## BEGIN DATA TO PROCESS

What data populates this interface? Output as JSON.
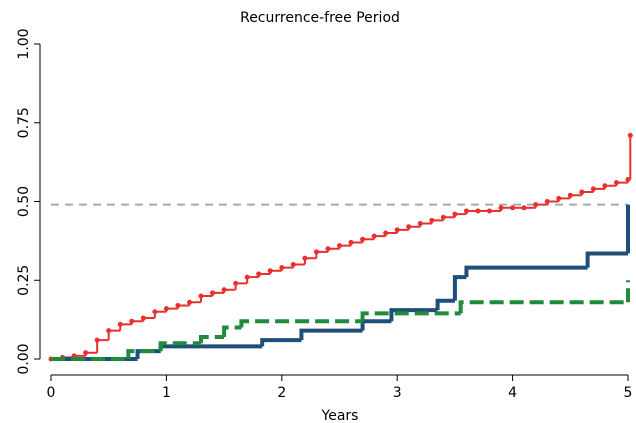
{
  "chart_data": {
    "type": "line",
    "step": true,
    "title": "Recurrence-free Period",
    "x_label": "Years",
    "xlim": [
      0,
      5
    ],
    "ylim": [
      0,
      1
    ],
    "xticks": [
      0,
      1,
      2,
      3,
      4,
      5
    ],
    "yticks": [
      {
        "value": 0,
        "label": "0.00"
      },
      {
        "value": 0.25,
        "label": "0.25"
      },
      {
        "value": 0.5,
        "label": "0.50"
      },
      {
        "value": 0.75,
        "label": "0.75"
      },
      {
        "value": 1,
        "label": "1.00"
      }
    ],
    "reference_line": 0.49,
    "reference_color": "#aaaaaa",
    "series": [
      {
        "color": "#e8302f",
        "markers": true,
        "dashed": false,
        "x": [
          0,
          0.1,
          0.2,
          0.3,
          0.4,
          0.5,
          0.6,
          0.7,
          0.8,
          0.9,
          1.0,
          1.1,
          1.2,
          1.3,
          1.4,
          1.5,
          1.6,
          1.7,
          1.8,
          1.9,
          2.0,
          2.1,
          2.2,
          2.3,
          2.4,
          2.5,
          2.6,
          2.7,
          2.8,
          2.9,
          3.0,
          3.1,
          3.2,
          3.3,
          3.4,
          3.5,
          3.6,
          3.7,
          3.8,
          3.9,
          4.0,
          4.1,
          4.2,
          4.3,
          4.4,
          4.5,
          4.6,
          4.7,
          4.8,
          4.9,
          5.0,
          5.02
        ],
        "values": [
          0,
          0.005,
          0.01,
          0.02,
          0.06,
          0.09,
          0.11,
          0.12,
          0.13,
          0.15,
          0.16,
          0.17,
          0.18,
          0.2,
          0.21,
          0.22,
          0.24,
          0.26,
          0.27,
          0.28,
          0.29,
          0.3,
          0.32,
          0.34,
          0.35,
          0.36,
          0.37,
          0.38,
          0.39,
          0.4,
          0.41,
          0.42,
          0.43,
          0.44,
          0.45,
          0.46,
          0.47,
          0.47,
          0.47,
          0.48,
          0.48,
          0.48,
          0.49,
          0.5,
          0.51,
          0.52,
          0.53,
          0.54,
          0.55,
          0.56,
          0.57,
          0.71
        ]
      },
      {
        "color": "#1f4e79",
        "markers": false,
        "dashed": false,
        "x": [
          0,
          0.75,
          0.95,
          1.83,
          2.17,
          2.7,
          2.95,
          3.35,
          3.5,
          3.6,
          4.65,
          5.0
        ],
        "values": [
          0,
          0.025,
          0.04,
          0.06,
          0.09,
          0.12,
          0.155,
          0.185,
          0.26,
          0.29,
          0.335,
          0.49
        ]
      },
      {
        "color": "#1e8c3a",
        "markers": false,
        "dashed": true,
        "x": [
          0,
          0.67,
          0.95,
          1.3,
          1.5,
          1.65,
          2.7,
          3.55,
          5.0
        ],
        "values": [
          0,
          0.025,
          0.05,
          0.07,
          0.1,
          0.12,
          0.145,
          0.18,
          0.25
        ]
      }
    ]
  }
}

## END DATA TO PROCESS
## BEGIN DATA TO PROCESS

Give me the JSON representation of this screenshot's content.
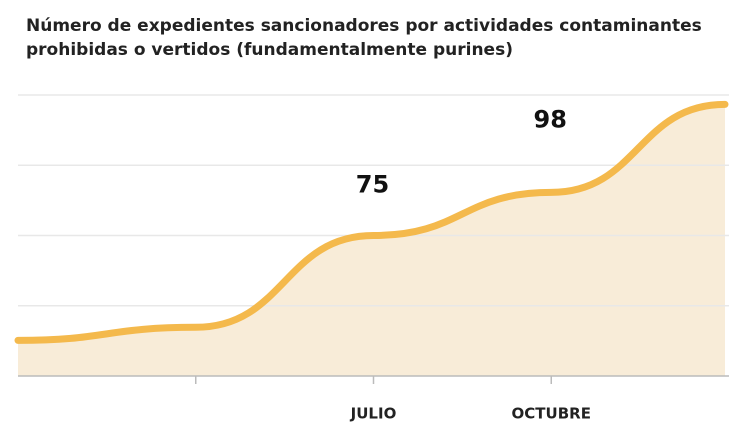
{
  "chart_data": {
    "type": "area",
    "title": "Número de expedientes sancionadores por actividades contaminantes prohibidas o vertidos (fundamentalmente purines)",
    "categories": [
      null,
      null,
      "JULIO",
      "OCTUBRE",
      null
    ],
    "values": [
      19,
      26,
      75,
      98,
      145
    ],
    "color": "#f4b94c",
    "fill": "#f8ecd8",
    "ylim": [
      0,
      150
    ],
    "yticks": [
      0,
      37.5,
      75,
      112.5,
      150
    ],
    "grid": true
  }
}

## END DATA TO PROCESS

> **REQUIRED WORK**: Extract each line from the entries above that contains the string "this".

> **EXPECTED ANSWER**:
What data populates this interface? Output as JSON.
Give me the JSON representation of this screenshot's content.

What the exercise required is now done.